Görev A
Yönetim kurulu sorumluluğuna ilişkin metne göre, yönetim kurulu üyelerinin şirketin idaresini ve iş ve işlemlerin gidişini neye uygunluk bakımından gözetmekle yükümlü olduğunu eksiksiz sıralayın.
Görev B
Yönetim kurulu sorumluluğuna ilişkin metne dayanarak aşağıdaki soruları yanıtlayın.
(i) Metinde gözetimden kastedilen nedir?
(ii) Yönetim kurulu üyelerinin tedbirli bir yöneticinin özeniyle hareket etme yükümlülüğü hangi kanun maddesine dayandırılıyor?
(iii) Metne göre muayenehanesi olan bir hekim neyin işletenidir?
Görev C
Özel hastanelerde yönetim kurulunun sorumluluğunu ele alan metni kaldığı yerden sürdürün.

Seçilen bölüm
Yönetim anonim şirketin iç işlerini, düzenini ilgilendirdiğinden, etkili olup olmamasına bakılmaksızın tüm yönetim kurulu üyeleri yönetim hakkının kullanılmasıyla ilgili tüm faaliyetlere katılmak zorundadır.

Yönetim kurulu üyeleri aynı zamanda şirketin idaresini ve her türlü iş ve işlemlerin gidişini, kanuna, esas sözleşme hükümlerine ve şirketin menfaatine uygunluğunu gözetmekle yükümlüdür. (BİLGİLİ, 2013)

Görüldüğü üzere yönetim kurulu şirkete yönetim yetkisinden kaynaklanan işlerin gidişatından da sonucundan da şirkete karşı sorumludur. Gözetimden kasıt ise denetimle etkinliğin sağlanması anlamına gelmektedir.

  1. Özen ve bağlılık yükümlülüğü

Yönetim kurulu üyeleri, görevlerini tedbirli bir yöneticinin özeniyle yerine getirmek ve şirketin menfaatlerini dürüstlük kurallarına uyarak gözetmek yükümlülüğü altındadır.( TTK m. 369,f.1)

Türk Ticaret Kanunu’nda yöneticiye şirketin işlerinde gerekli ihtimamı göstermesi yükümlülüğünü getirmiştir. Tedbirli yönetici ölçüsü, yönetim kurulu üyesinin kurumsal yönetim ilkelerine uygun olarak “ işadamı kararı”(business judgement rule) verebileceğini kabul eder ve riskin bundan doğduğu hallerde üyenin sorumlu tutulmaması esasına dayanır. (BİLGİLİ, 2013)

Yukarıda belirtilen yükümlülükler yönetim kurulunun şirkete olan yükümlülükleridir. Ancak özen yahut yönetim yükümlülüğünün ihlali halinde bazı durumlarda 3. kişilerinde zararı ortaya çıkabilecektir.

3-ÖZEL HASTANELER KAPSAMINDA YÖNETİM KURULUNUN SORUMLULUĞUNUN DEĞERLENDİRİLMESİ

  • ORGANİZASYON SORUMLULUĞU BAKIMINDAN

Özel hastaneler şirket şeklinde kurulabildiği gibi ticari işletme şeklinde de kurulabilmektedir. Bu ahvalde işleten kavramı karşımıza çıkmaktadır. Özel hastane işleten kişi gerçek kişi olmak zorunda değilken, muayenehanesi olan bir hekim o muayenehanenin işletenidir ve olmak zorundadır.

Kayıtlı veriler
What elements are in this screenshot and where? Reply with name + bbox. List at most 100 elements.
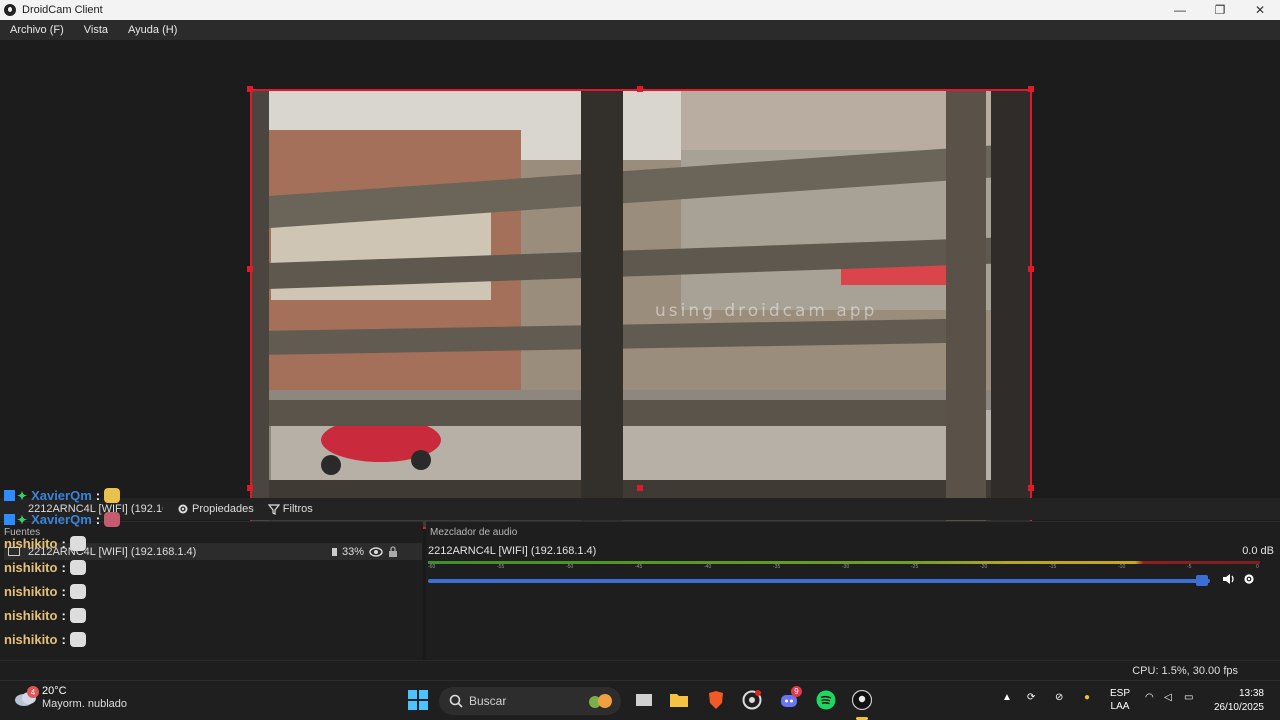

Görev yanıtı A
- Kanun
- Esas sözleşme hükümleri
- Şirketin menfaati

Görev yanıtı B
(i) Denetimle etkinliğin sağlanması.
(ii) TTK m. 369, f.1.
(iii) O muayenehanenin.

Görev yanıtı C
Burada organizasyon sorumluluğundan bahsetmek gerekmektedir. Organizasyon sorumluluğu, hastanenin, hekimin yapacağı müdahalenin niteliğini, sağlık hizmeti alacak kişiye yahut ekipman, personel ve lokasyon gibi hastanenin amacına uygun olarak hastaneden beklenen özenin yerine getirip getirmediği veya sağlayıp sağlamadığı ile ilgilidir.

Örneğin gerekli testler yapılmaksızın hastalığın teşhisi yolunun seçilmesi, hasta bakıcının dikkat etmeyip siyatik sinirleri zedelemesi, kan grubunun belirlenmesinde hata yapılması, cerrahi müdahalede kullanılan araç gereçlerin bozukluğu, ameliyat sonrası kullanılan kompresin gereğinden fazla sıcak olup yanıklara yol açması, yabancı bir kişinin hastanedeki denetim ve güvenlik önlemlerinin eksikliğinden yararlanıp çocuk çalması, verilen yiyeceklerin bozuk olması sebebiyle zehirlenmeye yol açılması ve benzeri organizasyon yükümlülüğünün ihlalinden söz edilecektir. (ÖZEL & LEBLEBİCİ, 2007, C.10,)

Örneğin personelin niteliği, yeterli personel bulundurulması, aletlerin kurallara uygun bulunması, hekimlerin birbirleriyle ve yardımcı personelle işbirliği gibi. Bu üç alandaki kusurlar öğretide, uygulama kusuru (tedavi kusuru), aydınlatma kusuru ve organizasyon kusuru olarak isimlendirilmektedir. (HAKERİ, 2007)

Yargıtay Hukuk Genel Kurulu bir kararında;[1]

Davaya konu somut olayla ilgisi bakımından, Hukuk Genel Kurulu’nun 07.10.1987 tarih ve 1986/13- 640E. –1987/701 K. sayılı ilamında; Davalı hastanenin, akıl hastası ve intihara meyilli bulunan hastaya bu konuda yetişmiş hemşire görevlendirilmeyerek hasta yakınının refakatçi olarak seçilmesini ve hastanın, hastanede intiharına engel olamayan davalı hastanenin tazminatla sorumlu tutulması gerektiğine karar verilmiştir. Görülmekte olan davada, hasta Beytaş Sarıkaya’nın kendisine zarar vermeyecek şekilde güvenliğinin sağlanması için bir refakatçinin de görevlendirilmemesi nedeniyle daha ağır bir ihmal ve kusurun varlığı tartışmasızdır. (2009)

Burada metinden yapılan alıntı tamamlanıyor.